▶ [Фрагмент для чтения]:
···

В самом начале этого процесса, еще накануне переезда в Париж, Флоровский признавался в личном письме Бердяеву: «У меня сейчас настроение острой чувствительности ко всему безответственному и религиозно–надуманному в русском светском брожении: критика и сомнения обращены прежде всего на себя самого. Весь вопрос в том, имеем ли мы право говорить, не то чтобы я сомневался в праве мирян говорить и действовать, я имею в виду нас. Мы слишком еще мало вросли в церковь и пожалуй надо еще учиться — врастать, как-то постараться освободиться от связи с современностью, чтобы Фиваида и студийская обитель стали нам роднее религиозно–философ[ских] обществ, чтобы Никейские и Халкидонские отцы стали для нас современнее арх[имандрита Феодора] Бухарева и Достоевского, чтобы отпала жажда новизны. Это и есть подлинный церковный ревизионизм» [122] .
122
РГАЛИ. Фонд 1496.1.857. Л. 58–58 об.

···

Данные визуальной разметки:
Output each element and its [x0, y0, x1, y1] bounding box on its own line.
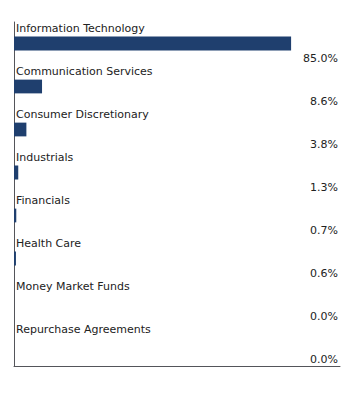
svg-text:85.0%: 85.0%	[303, 52, 338, 65]
svg-text:Repurchase Agreements: Repurchase Agreements	[16, 323, 151, 336]
svg-text:1.3%: 1.3%	[310, 181, 338, 194]
svg-text:0.0%: 0.0%	[310, 353, 338, 366]
svg-text:Health Care: Health Care	[16, 237, 81, 250]
svg-text:3.8%: 3.8%	[310, 138, 338, 151]
svg-text:0.6%: 0.6%	[310, 267, 338, 280]
svg-text:Communication Services: Communication Services	[16, 65, 153, 78]
svg-text:Consumer Discretionary: Consumer Discretionary	[16, 108, 149, 121]
svg-text:Information Technology: Information Technology	[16, 22, 145, 35]
svg-text:Money Market Funds: Money Market Funds	[16, 280, 130, 293]
svg-text:8.6%: 8.6%	[310, 95, 338, 108]
svg-text:0.0%: 0.0%	[310, 310, 338, 323]
svg-text:0.7%: 0.7%	[310, 224, 338, 237]
svg-text:Financials: Financials	[16, 194, 70, 207]
svg-text:Industrials: Industrials	[16, 151, 74, 164]
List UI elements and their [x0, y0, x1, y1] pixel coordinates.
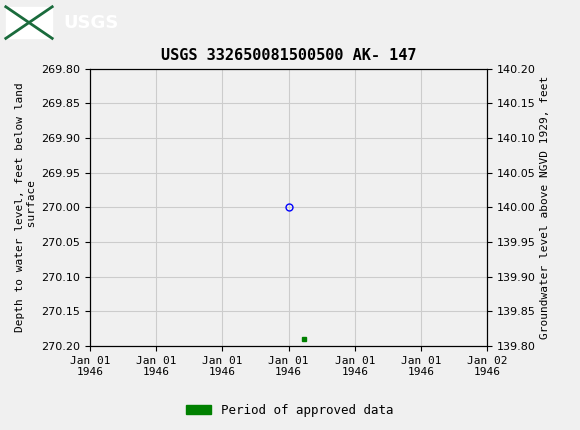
Legend: Period of approved data: Period of approved data	[181, 399, 399, 421]
FancyBboxPatch shape	[6, 7, 52, 38]
Text: USGS: USGS	[64, 14, 119, 31]
Title: USGS 332650081500500 AK- 147: USGS 332650081500500 AK- 147	[161, 49, 416, 64]
Y-axis label: Groundwater level above NGVD 1929, feet: Groundwater level above NGVD 1929, feet	[540, 76, 550, 339]
Y-axis label: Depth to water level, feet below land
 surface: Depth to water level, feet below land su…	[16, 83, 37, 332]
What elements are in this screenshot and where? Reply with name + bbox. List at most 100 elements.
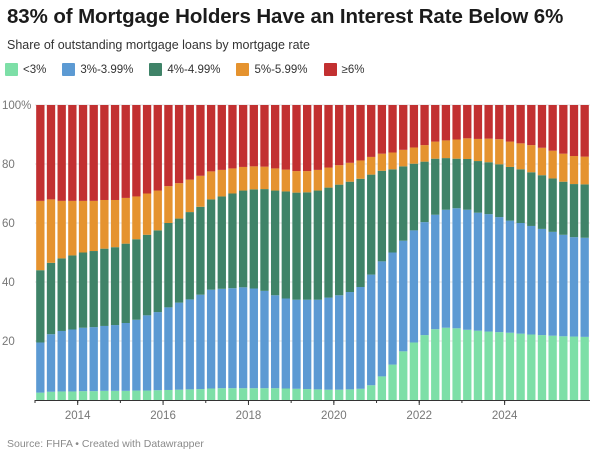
bar-segment [68,391,77,400]
bar-segment [431,158,440,215]
bar-segment [132,239,141,320]
bar-segment [495,217,504,333]
bar-segment [100,248,109,326]
legend-item-3-399: 3%-3.99% [62,63,133,76]
bar-segment [377,153,387,171]
bar-segment [153,390,162,400]
bar-segment [196,206,205,295]
bar-segment [441,327,451,400]
bar-segment [495,139,504,165]
bar-segment [473,330,483,400]
bar-segment [46,262,56,335]
bar-segment [281,298,290,389]
bar-segment [313,389,322,400]
bar-segment [57,200,66,259]
legend-swatch-lt3 [5,63,18,76]
bar-segment [420,161,429,223]
bar-segment [281,388,290,400]
bar-segment [303,105,312,172]
bar-segment [313,169,322,191]
bar-segment [228,168,237,194]
bar-segment [377,376,387,400]
bar-segment [260,105,269,167]
bar-segment [206,388,216,400]
legend-swatch-4-499 [149,63,163,76]
bar-segment [388,252,397,365]
bar-segment [217,196,226,289]
bar-segment [57,105,66,201]
bar-segment [356,160,365,179]
bar-segment [431,214,440,330]
bar-segment [303,299,312,390]
bar-segment [335,295,344,390]
bar-segment [228,388,237,400]
bar-segment [292,388,301,400]
bar-segment [409,105,419,148]
bar-segment [132,105,141,197]
bar-segment [132,196,141,240]
bar-segment [68,105,77,201]
bar-segment [559,181,568,235]
bar-segment [537,228,547,336]
bar-segment [484,214,493,332]
chart-title: 83% of Mortgage Holders Have an Interest… [7,5,564,28]
bar-segment [441,105,451,141]
x-tick-label: 2018 [236,410,262,422]
bar-segment [185,299,194,390]
bar-segment [580,336,589,400]
bar-segment [452,208,461,329]
bar-segment [303,389,312,400]
bar-segment [46,105,56,200]
bar-segment [335,165,344,185]
bar-segment [228,105,237,169]
bar-segment [100,325,109,391]
bar-segment [569,237,579,337]
bar-segment [356,105,365,161]
bar-segment [495,164,504,218]
bar-segment [559,105,568,154]
bar-segment [527,334,536,400]
bar-segment [270,190,280,296]
bar-segment [324,297,333,390]
bar-segment [270,295,280,389]
bar-segment [367,156,376,175]
bar-segment [324,167,333,188]
bar-segment [313,190,322,300]
bar-segment [324,389,333,400]
bar-segment [473,105,483,139]
legend-label-3-399: 3%-3.99% [80,63,134,76]
bar-segment [185,212,194,300]
legend: <3% 3%-3.99% 4%-4.99% 5%-5.99% ≥6% [5,63,380,76]
bar-segment [185,179,194,213]
x-tick-label: 2014 [65,410,91,422]
bar-segment [164,186,173,224]
bar-segment [431,329,440,400]
bar-segment [335,389,344,400]
bar-segment [431,141,440,159]
bar-segment [206,171,216,200]
bar-segment [270,388,280,400]
bar-segment [217,169,226,197]
bar-segment [505,332,515,400]
bar-segment [452,328,461,400]
bar-segment [463,158,472,210]
bar-segment [185,389,194,400]
bar-segment [303,192,312,300]
bar-segment [36,270,45,343]
bar-segment [228,288,237,389]
bar-segment [46,199,56,263]
bar-segment [142,234,152,316]
bar-segment [142,193,152,235]
legend-swatch-3-399 [62,63,76,76]
bar-segment [356,388,365,400]
bar-segment [580,184,589,238]
bar-segment [153,312,162,391]
legend-label-4-499: 4%-4.99% [167,63,221,76]
bar-segment [57,258,66,331]
bar-segment [164,105,173,187]
bar-segment [142,105,152,194]
bar-segment [484,138,493,163]
bar-segment [78,105,88,201]
bar-segment [110,325,120,391]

···

▶ [Описание задания]:
Напишите продолжение фрагмента о письме Флоровского Бердяеву, начиная сразу после последнего приведённого в нём предложения. Листинг представляет собой отдельный, самостоятельный материал.

▶ [Решённое задание]:
Наряду с А. М. Бухаревым и Ф. М. Достоевским, Флоровский пересмотрел тогда собственное отношение к целому ряду своих любимейших мыслителей — к славянофилам, В. С.Соловьеву, Флоренскому, В. И.Несмелову, М. М.Тарееву… Это была его символическая «жертва», которую он приносил в рамках своеобразной духовной инициации, чтобы получить право сменить статус профанного «философа» на привилегированное положение «богослова», «пастыря» и «учителя», завоевать церковный авторитет — для начала в собственных глазах. Психологический механизм подобных актов прекрасно описан Ф. Ницше в книге «К генеалогии морали», где анализируется типаж «аскетического священника», для которого в «аскетическом идеале» заключается ключ к легитимации его амбиций, «его воля, его власть, его интерес» [123] . Интеллектуальным атрибутом «священнической аскезы» для Флоровского стало решительное отречение от того, к чему он был с юности больше всего привязан в области мысли. В обмен на эту «жертву» он приобретал чувство уверенности в своих правах религиозного «учителя», освоение роли которого являлось для Флоровского сверхценной идеей начиная с первой половины 1920–х гг. Это обстоятельство подмечено и Гаврюшиным: «Как в союзе с евразийцами, так и в их критике, как в экклесиологи- ческих утверждениях, так и в отрицаниях Флоровский тяготел к нравственно–психологическому назиданию» [124] .
123
Ницше Ф. Соч.: В 2 т. Т. 2. М., 1990. С. 488.
124
Гаврюшин Н. К. Русское богословие. Очерки и портреты. С. 309.